Stored data:
===

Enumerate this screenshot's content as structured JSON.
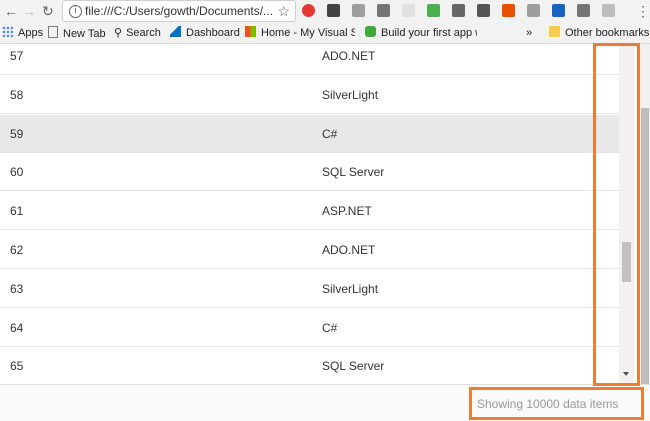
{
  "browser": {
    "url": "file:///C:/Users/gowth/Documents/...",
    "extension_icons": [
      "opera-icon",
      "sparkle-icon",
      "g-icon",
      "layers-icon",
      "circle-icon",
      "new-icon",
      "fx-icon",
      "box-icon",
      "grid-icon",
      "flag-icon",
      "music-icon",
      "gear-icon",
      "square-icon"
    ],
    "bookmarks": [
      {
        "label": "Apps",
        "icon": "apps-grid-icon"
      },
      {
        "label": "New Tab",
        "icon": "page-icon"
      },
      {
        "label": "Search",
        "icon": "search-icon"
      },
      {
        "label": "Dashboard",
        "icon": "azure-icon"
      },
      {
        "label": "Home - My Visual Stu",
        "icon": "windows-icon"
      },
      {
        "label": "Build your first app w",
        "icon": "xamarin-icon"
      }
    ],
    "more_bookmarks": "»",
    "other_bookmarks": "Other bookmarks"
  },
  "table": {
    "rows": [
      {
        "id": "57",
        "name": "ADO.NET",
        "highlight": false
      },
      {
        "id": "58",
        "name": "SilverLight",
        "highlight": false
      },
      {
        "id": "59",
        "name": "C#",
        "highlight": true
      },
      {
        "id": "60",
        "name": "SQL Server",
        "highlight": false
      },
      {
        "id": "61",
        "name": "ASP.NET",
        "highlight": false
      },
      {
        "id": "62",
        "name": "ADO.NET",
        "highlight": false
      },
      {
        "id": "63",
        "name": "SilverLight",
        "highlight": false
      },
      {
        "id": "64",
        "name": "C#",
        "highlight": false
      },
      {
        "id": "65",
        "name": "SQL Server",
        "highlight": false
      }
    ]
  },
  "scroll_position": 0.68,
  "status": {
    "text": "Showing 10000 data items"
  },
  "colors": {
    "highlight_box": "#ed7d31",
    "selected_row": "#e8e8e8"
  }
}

===

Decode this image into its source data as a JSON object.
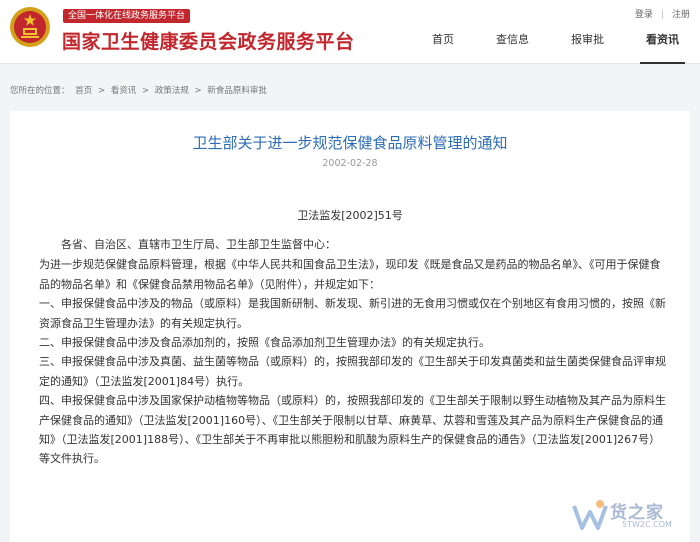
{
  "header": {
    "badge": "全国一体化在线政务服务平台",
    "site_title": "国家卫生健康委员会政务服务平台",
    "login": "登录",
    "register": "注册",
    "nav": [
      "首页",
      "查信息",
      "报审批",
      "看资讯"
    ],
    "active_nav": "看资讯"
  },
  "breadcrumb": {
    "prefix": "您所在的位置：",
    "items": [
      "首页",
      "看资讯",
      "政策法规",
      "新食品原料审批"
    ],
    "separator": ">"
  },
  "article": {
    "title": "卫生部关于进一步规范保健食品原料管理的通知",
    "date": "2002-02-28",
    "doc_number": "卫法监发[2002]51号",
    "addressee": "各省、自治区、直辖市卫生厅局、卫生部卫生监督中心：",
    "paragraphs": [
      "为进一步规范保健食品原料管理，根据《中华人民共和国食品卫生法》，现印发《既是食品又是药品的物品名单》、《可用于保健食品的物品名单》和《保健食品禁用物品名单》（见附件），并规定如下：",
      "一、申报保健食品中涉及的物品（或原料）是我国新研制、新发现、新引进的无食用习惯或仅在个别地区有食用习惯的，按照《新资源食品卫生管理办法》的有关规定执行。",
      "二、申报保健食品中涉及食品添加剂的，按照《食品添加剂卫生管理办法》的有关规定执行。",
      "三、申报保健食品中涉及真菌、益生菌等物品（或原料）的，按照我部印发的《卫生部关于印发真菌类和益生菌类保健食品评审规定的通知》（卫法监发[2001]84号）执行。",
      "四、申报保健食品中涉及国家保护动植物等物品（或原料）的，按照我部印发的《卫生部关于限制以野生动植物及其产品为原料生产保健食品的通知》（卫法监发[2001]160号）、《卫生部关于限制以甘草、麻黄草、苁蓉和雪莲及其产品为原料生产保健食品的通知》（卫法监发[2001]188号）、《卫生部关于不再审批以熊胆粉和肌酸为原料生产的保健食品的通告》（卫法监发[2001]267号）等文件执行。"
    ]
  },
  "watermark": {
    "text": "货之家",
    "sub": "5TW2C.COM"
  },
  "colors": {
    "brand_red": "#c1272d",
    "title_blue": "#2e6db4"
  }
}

===

From the entries above, select each line containing the string "label".

        "label": "Apps",
        "label": "New Tab",
        "label": "Search",
        "label": "Dashboard",
        "label": "Home - My Visual Stu",
        "label": "Build your first app w",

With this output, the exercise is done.